▸ SHORT PROBLEM: Images are not part of the copy; transcribe all the data exactly.

▸ EXERCISE INPUTS:
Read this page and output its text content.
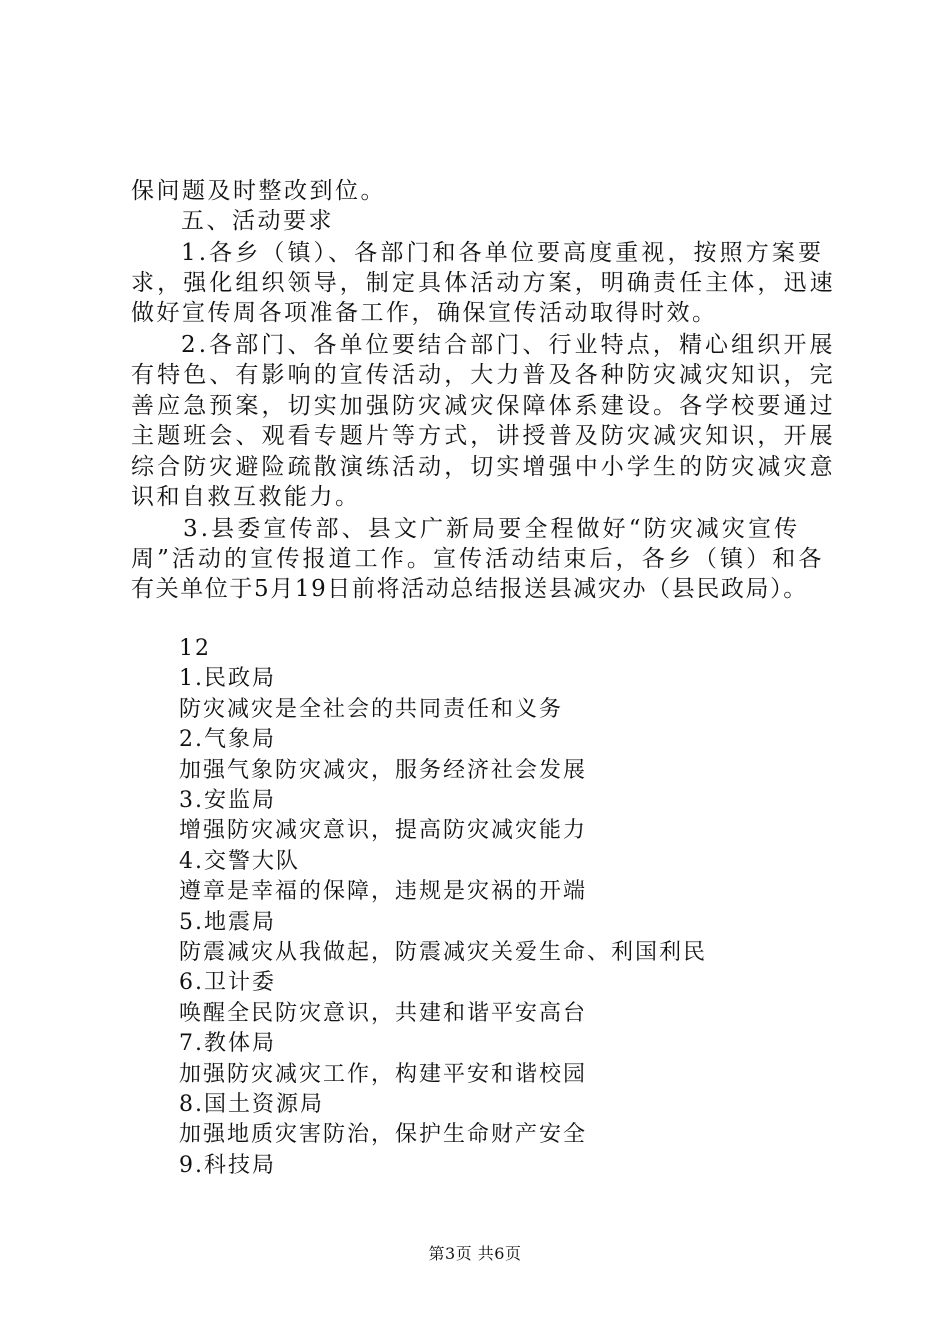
保问题及时整改到位。
五、活动要求
1.各乡（镇）、各部门和各单位要高度重视，按照方案要
求，强化组织领导，制定具体活动方案，明确责任主体，迅速
做好宣传周各项准备工作，确保宣传活动取得时效。
2.各部门、各单位要结合部门、行业特点，精心组织开展
有特色、有影响的宣传活动，大力普及各种防灾减灾知识，完
善应急预案，切实加强防灾减灾保障体系建设。各学校要通过
主题班会、观看专题片等方式，讲授普及防灾减灾知识，开展
综合防灾避险疏散演练活动，切实增强中小学生的防灾减灾意
识和自救互救能力。
3.县委宣传部、县文广新局要全程做好“防灾减灾宣传
周”活动的宣传报道工作。宣传活动结束后，各乡（镇）和各
有关单位于5月19日前将活动总结报送县减灾办（县民政局）。
12
1.民政局
防灾减灾是全社会的共同责任和义务
2.气象局
加强气象防灾减灾，服务经济社会发展
3.安监局
增强防灾减灾意识，提高防灾减灾能力
4.交警大队
遵章是幸福的保障，违规是灾祸的开端
5.地震局
防震减灾从我做起，防震减灾关爱生命、利国利民
6.卫计委
唤醒全民防灾意识，共建和谐平安高台
7.教体局
加强防灾减灾工作，构建平安和谐校园
8.国土资源局
加强地质灾害防治，保护生命财产安全
9.科技局
第3页 共6页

▸ OUTPUT FOR THIS EXERCISE:
Read this page and output its text content.
保问题及时整改到位。
五、活动要求
1.各乡（镇）、各部门和各单位要高度重视，按照方案要
求，强化组织领导，制定具体活动方案，明确责任主体，迅速
做好宣传周各项准备工作，确保宣传活动取得时效。
2.各部门、各单位要结合部门、行业特点，精心组织开展
有特色、有影响的宣传活动，大力普及各种防灾减灾知识，完
善应急预案，切实加强防灾减灾保障体系建设。各学校要通过
主题班会、观看专题片等方式，讲授普及防灾减灾知识，开展
综合防灾避险疏散演练活动，切实增强中小学生的防灾减灾意
识和自救互救能力。
3.县委宣传部、县文广新局要全程做好“防灾减灾宣传
周”活动的宣传报道工作。宣传活动结束后，各乡（镇）和各
有关单位于5月19日前将活动总结报送县减灾办（县民政局）。
12
1.民政局
防灾减灾是全社会的共同责任和义务
2.气象局
加强气象防灾减灾，服务经济社会发展
3.安监局
增强防灾减灾意识，提高防灾减灾能力
4.交警大队
遵章是幸福的保障，违规是灾祸的开端
5.地震局
防震减灾从我做起，防震减灾关爱生命、利国利民
6.卫计委
唤醒全民防灾意识，共建和谐平安高台
7.教体局
加强防灾减灾工作，构建平安和谐校园
8.国土资源局
加强地质灾害防治，保护生命财产安全
9.科技局
第3页 共6页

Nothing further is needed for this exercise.